| EXTRAIT CHOISI |
Par Thierry Tauran, maître de conférences à l’Université de Lorraine

Cet accord consolide-t-il le régime spécial de retraite de la SNCF ?

Il existe à la SNCF un régime spécial de retraite largement antérieur à la création de la Sécurité sociale en 1945. Il résulte historiquement d’une loi du 21 juillet 1909 relative aux conditions de retraite du personnel des grands réseaux de chemin de fer et d’un règlement dit « de 1911 » qui complétait cette loi. Il est actuellement régi par le règlement des retraites du personnel de la SNCF issu du décret n° 2008-639 du 30 juin 2008 (modifié). Il s’applique au personnel statutaire du groupe SNCF recruté avant le 1er janvier 2020. Les agents embauchés après cette date relèvent du régime général de la Sécurité sociale. Le régime spécial est géré par la Caisse de prévoyance et de retraite du personnel ferroviaire située à Marseille.

Oui, l’accord collectif du 22 avril témoigne de la volonté de la SNCF et des organisations syndicales de cheminots de conserver et de consolider un régime de retraite spécifique, distinct de l’assurance vieillesse gérée par le régime général de la sécurité sociale.

La fin de carrière des cheminots est-elle vraiment améliorée ?

L’accord collectif a pour finalité de permettre aux agents de la SNCF de choisir leur fin de carrière. Ils pourront opter à compter de 2025 soit pour un départ à la retraite à l’âge légal assorti d’un montant de pension plus élevé, soit d’un départ anticipé à la retraite s’agissant des métiers ferroviaires dont la pénibilité est avérée. L’accord évoque notamment les perspectives d’évolution professionnelle des cheminots vers des postes non pénibles, une plus grande souplesse du temps de travail en fin de carrière avec, par exemple, la mise en œuvre de la cessation anticipée d’activité, des contreparties financières en faveur des agents qui occupent des postes dont la pénibilité est avérée ou encore la création d’un nouvel échelon.

Comme dans toute négociation collective, l’accord prévoit des modalités de suivi de l’application des nouvelles mesures, en concertation avec les organisations syndicales, pour définir, le cas échéant, des règles d’adaptation.

| CONSIGNES |
1) Recopiez fidèlement le passage de l'extrait sur la retraite des cheminots en commençant par « Il existe à » et en poursuivant jusqu'à « située à Marseille. ».
2) Prolongez l'extrait sur la retraite des cheminots en reprenant juste après sa dernière phrase.

| DONNÉES FOURNIES |
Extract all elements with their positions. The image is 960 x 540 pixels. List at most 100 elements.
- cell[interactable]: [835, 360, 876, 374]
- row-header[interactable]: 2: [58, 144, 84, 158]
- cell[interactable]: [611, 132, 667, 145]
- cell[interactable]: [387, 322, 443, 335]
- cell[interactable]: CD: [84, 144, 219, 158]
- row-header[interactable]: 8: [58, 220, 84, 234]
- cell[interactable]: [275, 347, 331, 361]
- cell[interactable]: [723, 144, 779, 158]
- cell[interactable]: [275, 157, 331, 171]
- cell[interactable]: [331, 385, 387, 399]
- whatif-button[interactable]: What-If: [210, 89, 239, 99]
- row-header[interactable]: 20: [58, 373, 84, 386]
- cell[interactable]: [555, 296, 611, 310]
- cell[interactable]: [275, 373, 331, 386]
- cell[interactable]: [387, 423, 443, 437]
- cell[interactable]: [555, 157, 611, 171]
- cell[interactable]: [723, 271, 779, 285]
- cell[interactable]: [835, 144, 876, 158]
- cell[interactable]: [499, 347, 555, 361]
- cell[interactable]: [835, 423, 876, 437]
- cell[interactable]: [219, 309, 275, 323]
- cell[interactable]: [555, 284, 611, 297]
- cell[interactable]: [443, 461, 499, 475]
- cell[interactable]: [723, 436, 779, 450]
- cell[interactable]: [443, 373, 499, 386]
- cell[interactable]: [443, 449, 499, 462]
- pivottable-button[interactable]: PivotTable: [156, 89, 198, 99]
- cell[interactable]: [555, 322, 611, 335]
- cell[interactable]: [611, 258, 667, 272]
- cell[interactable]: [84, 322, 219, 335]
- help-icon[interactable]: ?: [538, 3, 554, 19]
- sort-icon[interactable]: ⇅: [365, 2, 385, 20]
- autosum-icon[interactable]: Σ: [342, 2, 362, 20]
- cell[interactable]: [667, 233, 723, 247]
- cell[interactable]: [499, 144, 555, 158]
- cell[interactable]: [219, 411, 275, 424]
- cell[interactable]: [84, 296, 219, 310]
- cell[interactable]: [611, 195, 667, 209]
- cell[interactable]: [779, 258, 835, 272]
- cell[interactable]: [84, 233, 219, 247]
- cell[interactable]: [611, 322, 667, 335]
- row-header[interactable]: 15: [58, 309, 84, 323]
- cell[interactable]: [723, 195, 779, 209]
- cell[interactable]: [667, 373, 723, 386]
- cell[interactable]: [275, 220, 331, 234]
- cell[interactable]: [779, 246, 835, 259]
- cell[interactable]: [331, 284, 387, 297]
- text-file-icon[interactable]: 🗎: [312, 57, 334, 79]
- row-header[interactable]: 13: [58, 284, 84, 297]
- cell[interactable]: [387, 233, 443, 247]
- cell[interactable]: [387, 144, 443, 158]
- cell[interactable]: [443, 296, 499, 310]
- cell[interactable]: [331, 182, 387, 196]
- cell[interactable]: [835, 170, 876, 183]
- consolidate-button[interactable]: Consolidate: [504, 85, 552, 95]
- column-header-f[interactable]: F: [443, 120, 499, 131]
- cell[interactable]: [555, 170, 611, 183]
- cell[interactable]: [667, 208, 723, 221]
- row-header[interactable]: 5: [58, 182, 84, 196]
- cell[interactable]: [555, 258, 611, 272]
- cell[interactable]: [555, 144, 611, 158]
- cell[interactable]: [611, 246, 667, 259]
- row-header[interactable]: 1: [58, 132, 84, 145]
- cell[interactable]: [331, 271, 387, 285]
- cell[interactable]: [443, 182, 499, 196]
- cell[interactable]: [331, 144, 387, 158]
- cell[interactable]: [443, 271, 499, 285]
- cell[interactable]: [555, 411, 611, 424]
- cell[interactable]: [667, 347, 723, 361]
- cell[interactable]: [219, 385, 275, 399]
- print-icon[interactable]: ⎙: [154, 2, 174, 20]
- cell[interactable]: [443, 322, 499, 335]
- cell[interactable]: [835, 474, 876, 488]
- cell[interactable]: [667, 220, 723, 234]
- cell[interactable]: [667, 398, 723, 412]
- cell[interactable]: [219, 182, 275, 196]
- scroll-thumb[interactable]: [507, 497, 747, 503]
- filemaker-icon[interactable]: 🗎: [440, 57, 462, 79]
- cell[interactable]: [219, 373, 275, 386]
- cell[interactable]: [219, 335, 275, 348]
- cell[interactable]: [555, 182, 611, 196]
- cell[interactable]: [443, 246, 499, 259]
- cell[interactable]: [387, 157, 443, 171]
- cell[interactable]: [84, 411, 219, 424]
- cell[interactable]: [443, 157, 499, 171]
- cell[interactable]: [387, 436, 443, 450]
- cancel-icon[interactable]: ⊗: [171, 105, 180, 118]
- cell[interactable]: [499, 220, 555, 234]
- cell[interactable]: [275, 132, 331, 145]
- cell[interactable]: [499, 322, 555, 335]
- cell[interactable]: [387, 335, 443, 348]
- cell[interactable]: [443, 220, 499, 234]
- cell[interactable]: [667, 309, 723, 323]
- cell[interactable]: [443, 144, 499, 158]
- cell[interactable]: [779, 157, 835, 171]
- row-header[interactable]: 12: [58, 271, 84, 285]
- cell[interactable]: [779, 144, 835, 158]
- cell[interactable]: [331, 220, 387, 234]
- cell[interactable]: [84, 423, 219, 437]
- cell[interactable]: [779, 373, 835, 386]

--

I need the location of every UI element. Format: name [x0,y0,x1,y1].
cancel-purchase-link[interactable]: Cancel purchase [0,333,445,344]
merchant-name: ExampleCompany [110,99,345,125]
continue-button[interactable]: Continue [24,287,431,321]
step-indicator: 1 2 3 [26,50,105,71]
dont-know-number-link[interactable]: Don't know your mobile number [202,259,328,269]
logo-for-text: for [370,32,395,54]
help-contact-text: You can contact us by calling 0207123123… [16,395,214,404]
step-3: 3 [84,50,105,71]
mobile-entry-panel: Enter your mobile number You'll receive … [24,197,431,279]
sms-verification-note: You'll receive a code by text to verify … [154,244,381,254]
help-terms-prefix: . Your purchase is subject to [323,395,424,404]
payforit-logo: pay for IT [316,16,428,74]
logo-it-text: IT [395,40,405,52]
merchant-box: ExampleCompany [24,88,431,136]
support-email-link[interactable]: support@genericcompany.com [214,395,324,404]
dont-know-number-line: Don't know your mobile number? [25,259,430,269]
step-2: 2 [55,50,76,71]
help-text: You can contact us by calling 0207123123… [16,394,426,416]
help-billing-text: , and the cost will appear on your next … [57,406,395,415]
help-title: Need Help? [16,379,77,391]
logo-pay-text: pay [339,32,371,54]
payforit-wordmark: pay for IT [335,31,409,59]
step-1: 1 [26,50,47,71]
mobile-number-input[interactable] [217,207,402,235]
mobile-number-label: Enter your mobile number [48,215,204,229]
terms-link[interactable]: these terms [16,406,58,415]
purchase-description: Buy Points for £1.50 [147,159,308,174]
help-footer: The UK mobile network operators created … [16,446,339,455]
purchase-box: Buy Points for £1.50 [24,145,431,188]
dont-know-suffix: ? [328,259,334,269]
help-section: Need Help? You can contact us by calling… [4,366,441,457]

...

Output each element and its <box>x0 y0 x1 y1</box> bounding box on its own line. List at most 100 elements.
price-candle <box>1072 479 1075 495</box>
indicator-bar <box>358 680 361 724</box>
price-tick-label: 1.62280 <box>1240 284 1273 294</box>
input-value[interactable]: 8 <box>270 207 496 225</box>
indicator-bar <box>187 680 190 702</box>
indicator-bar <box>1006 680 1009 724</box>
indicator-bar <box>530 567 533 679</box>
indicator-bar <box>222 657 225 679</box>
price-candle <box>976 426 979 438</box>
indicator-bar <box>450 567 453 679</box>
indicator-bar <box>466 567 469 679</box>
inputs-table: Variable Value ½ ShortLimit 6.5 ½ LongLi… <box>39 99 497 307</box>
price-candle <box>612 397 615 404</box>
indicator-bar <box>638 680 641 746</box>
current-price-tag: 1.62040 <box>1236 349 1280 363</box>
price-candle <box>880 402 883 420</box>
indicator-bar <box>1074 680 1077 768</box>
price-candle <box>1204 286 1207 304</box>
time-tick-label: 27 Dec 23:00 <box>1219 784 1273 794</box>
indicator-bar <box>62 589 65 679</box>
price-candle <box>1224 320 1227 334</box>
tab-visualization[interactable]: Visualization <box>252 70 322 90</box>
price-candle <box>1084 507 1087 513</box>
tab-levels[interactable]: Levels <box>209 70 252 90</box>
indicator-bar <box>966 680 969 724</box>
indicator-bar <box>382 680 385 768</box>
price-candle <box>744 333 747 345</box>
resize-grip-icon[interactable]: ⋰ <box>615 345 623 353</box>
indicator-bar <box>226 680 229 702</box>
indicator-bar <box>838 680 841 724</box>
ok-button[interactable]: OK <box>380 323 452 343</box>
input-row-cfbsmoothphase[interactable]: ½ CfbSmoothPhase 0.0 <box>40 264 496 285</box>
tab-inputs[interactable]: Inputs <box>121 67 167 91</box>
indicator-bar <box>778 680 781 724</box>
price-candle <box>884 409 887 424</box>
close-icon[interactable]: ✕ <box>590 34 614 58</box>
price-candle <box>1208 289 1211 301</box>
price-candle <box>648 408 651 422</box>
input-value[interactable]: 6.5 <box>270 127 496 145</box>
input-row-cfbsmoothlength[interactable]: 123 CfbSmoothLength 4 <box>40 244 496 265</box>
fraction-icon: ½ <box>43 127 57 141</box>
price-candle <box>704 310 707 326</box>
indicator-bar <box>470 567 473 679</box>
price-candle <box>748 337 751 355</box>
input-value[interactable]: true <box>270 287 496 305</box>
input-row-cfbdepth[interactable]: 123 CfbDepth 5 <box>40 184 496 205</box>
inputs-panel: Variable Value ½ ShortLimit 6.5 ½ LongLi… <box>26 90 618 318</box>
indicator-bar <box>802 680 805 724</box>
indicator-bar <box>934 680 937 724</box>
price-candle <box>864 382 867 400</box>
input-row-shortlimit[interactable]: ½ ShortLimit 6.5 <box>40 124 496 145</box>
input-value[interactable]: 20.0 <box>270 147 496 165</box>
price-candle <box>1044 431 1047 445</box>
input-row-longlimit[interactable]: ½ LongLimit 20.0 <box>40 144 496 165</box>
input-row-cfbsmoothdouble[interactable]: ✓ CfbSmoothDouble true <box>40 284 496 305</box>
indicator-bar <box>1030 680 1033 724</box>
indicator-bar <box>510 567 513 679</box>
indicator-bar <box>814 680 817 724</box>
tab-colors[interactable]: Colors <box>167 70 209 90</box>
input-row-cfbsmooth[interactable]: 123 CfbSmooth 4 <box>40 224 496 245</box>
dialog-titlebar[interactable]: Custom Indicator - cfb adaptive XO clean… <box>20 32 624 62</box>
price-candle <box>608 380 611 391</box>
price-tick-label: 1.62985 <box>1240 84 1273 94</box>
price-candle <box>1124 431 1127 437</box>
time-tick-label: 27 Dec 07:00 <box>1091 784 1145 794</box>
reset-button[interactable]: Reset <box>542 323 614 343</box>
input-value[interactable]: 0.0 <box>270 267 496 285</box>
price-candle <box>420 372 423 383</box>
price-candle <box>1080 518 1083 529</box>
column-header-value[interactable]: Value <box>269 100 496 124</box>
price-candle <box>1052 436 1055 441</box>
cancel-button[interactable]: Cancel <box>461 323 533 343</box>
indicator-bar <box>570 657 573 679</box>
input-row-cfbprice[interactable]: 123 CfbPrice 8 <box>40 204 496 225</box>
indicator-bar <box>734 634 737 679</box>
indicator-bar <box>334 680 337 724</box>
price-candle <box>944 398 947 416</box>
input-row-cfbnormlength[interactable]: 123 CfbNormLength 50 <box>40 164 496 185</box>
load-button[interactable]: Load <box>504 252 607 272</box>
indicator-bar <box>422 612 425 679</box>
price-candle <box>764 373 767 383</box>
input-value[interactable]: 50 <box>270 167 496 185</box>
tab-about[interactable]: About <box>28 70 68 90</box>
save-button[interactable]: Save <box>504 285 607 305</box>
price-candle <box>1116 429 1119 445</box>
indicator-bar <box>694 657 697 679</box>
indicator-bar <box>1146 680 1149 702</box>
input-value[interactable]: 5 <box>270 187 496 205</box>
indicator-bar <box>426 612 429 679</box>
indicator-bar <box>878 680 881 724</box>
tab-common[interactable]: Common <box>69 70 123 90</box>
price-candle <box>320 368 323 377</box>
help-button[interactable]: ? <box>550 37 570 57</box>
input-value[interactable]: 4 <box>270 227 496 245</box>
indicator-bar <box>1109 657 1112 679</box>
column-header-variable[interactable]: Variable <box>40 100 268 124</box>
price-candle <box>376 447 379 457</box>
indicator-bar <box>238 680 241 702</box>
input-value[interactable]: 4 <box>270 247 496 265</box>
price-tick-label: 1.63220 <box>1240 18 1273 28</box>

| RÉPONSES ATTENDUES |
1)
Il existe à la SNCF un régime spécial de retraite largement antérieur à la création de la Sécurité sociale en 1945. Il résulte historiquement d’une loi du 21 juillet 1909 relative aux conditions de retraite du personnel des grands réseaux de chemin de fer et d’un règlement dit « de 1911 » qui complétait cette loi. Il est actuellement régi par le règlement des retraites du personnel de la SNCF issu du décret n° 2008-639 du 30 juin 2008 (modifié). Il s’applique au personnel statutaire du groupe SNCF recruté avant le 1er janvier 2020. Les agents embauchés après cette date relèvent du régime général de la Sécurité sociale. Le régime spécial est géré par la Caisse de prévoyance et de retraite du personnel ferroviaire située à Marseille.

2)
Par « fin de carrière », il faut comprendre les dix dernières années qui précèdent le départ à la retraite. Rappelons que le décret n° 2023-967 du 20 octobre 2023 relatif au régime spécial de retraite de la SNCF recule progressivement à compter du 1er janvier 2025 de deux ans l’âge de départ à la retraite, soit à de 57 à 59 ans pour les agents (et de 52 à 54 ans pour les roulants, c’est-à-dire les conducteurs de trains).

Le dernier accord collectif en la matière remontait à 2008. Il était devenu obsolète à la suite des trois réformes successives des retraites (réforme Sarkozy de 2010, réforme Hollande de 2014 et réforme Macron de 2023) qui ont eu des incidences sur l’âge de départ légal des salariés et sur le nombre de trimestres nécessaires pour une retraite à taux plein.

Par ailleurs, les relations de travail ont sensiblement évolué dans l’ensemble des entreprises, y compris au sein des entreprises publiques, avec la nécessité de prendre davantage en compte l’articulation entre la vie professionnelle et la vie personnelle des salariés. L’accord du 22 avril s’inscrit dans cette logique.

Quels vont être les coûts financiers de cet accord pour la SNCF ?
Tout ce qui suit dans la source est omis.